Go through the listing and copy every line word for word.

Dataset listings of figures:

◆ ◆ ◆ ◆ ◆

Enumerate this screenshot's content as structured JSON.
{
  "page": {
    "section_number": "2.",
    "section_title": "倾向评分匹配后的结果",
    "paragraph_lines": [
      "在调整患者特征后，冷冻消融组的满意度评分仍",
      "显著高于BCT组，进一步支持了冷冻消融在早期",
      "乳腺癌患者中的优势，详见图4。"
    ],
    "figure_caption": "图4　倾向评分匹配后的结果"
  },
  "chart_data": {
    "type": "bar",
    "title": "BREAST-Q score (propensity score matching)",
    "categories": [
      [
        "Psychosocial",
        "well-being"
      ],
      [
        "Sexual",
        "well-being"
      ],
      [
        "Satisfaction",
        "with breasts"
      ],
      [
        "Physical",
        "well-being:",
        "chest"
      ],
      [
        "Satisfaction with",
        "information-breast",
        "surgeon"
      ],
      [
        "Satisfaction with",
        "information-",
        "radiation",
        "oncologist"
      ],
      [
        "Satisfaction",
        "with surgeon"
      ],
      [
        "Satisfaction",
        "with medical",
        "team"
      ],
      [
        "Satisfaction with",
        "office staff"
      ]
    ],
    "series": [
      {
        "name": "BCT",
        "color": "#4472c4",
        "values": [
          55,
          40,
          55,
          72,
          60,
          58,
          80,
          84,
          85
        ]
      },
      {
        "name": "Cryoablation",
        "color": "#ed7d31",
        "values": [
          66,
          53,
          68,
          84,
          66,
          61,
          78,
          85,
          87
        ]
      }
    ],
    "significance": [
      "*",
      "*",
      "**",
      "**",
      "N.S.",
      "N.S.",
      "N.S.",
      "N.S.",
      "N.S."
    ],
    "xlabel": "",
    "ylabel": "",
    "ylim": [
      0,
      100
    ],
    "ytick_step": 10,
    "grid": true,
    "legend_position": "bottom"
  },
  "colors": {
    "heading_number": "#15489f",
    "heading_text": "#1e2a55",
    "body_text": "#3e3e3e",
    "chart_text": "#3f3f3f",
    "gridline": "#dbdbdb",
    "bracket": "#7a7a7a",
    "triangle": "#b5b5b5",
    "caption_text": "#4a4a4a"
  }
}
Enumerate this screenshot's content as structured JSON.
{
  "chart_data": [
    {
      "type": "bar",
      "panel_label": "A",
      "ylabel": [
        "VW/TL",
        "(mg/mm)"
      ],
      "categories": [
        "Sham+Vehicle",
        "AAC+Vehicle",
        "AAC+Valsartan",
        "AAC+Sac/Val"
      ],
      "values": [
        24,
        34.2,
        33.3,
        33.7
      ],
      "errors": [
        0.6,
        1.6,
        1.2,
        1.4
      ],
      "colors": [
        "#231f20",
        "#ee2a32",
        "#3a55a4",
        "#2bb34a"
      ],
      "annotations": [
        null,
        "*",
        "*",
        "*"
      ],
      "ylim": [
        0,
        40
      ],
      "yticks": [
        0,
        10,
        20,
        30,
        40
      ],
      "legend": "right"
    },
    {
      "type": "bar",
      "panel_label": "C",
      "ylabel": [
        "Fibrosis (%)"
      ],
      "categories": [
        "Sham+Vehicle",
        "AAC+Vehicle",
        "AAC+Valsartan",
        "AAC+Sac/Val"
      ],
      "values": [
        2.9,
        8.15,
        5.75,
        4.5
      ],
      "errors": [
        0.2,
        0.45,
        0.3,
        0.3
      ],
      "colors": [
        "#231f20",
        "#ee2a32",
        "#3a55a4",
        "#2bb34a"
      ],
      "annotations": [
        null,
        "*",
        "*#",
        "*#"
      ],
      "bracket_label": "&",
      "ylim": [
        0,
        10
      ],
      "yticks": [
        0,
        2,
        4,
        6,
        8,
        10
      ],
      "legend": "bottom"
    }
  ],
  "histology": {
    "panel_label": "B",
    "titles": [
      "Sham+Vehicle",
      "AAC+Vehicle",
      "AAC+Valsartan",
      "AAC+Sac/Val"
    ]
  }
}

◆ ◆ ◆ ◆ ◆

**Result below:**
Enumerate this screenshot's content as structured JSON.
{
  "page": {
    "section_number": "2.",
    "section_title": "倾向评分匹配后的结果",
    "paragraph_lines": [
      "在调整患者特征后，冷冻消融组的满意度评分仍",
      "显著高于BCT组，进一步支持了冷冻消融在早期",
      "乳腺癌患者中的优势，详见图4。"
    ],
    "figure_caption": "图4　倾向评分匹配后的结果"
  },
  "chart_data": {
    "type": "bar",
    "title": "BREAST-Q score (propensity score matching)",
    "categories": [
      [
        "Psychosocial",
        "well-being"
      ],
      [
        "Sexual",
        "well-being"
      ],
      [
        "Satisfaction",
        "with breasts"
      ],
      [
        "Physical",
        "well-being:",
        "chest"
      ],
      [
        "Satisfaction with",
        "information-breast",
        "surgeon"
      ],
      [
        "Satisfaction with",
        "information-",
        "radiation",
        "oncologist"
      ],
      [
        "Satisfaction",
        "with surgeon"
      ],
      [
        "Satisfaction",
        "with medical",
        "team"
      ],
      [
        "Satisfaction with",
        "office staff"
      ]
    ],
    "series": [
      {
        "name": "BCT",
        "color": "#4472c4",
        "values": [
          55,
          40,
          55,
          72,
          60,
          58,
          80,
          84,
          85
        ]
      },
      {
        "name": "Cryoablation",
        "color": "#ed7d31",
        "values": [
          66,
          53,
          68,
          84,
          66,
          61,
          78,
          85,
          87
        ]
      }
    ],
    "significance": [
      "*",
      "*",
      "**",
      "**",
      "N.S.",
      "N.S.",
      "N.S.",
      "N.S.",
      "N.S."
    ],
    "xlabel": "",
    "ylabel": "",
    "ylim": [
      0,
      100
    ],
    "ytick_step": 10,
    "grid": true,
    "legend_position": "bottom"
  },
  "colors": {
    "heading_number": "#15489f",
    "heading_text": "#1e2a55",
    "body_text": "#3e3e3e",
    "chart_text": "#3f3f3f",
    "gridline": "#dbdbdb",
    "bracket": "#7a7a7a",
    "triangle": "#b5b5b5",
    "caption_text": "#4a4a4a"
  }
}
Enumerate this screenshot's content as structured JSON.
{
  "chart_data": [
    {
      "type": "bar",
      "panel_label": "A",
      "ylabel": [
        "VW/TL",
        "(mg/mm)"
      ],
      "categories": [
        "Sham+Vehicle",
        "AAC+Vehicle",
        "AAC+Valsartan",
        "AAC+Sac/Val"
      ],
      "values": [
        24,
        34.2,
        33.3,
        33.7
      ],
      "errors": [
        0.6,
        1.6,
        1.2,
        1.4
      ],
      "colors": [
        "#231f20",
        "#ee2a32",
        "#3a55a4",
        "#2bb34a"
      ],
      "annotations": [
        null,
        "*",
        "*",
        "*"
      ],
      "ylim": [
        0,
        40
      ],
      "yticks": [
        0,
        10,
        20,
        30,
        40
      ],
      "legend": "right"
    },
    {
      "type": "bar",
      "panel_label": "C",
      "ylabel": [
        "Fibrosis (%)"
      ],
      "categories": [
        "Sham+Vehicle",
        "AAC+Vehicle",
        "AAC+Valsartan",
        "AAC+Sac/Val"
      ],
      "values": [
        2.9,
        8.15,
        5.75,
        4.5
      ],
      "errors": [
        0.2,
        0.45,
        0.3,
        0.3
      ],
      "colors": [
        "#231f20",
        "#ee2a32",
        "#3a55a4",
        "#2bb34a"
      ],
      "annotations": [
        null,
        "*",
        "*#",
        "*#"
      ],
      "bracket_label": "&",
      "ylim": [
        0,
        10
      ],
      "yticks": [
        0,
        2,
        4,
        6,
        8,
        10
      ],
      "legend": "bottom"
    }
  ],
  "histology": {
    "panel_label": "B",
    "titles": [
      "Sham+Vehicle",
      "AAC+Vehicle",
      "AAC+Valsartan",
      "AAC+Sac/Val"
    ]
  }
}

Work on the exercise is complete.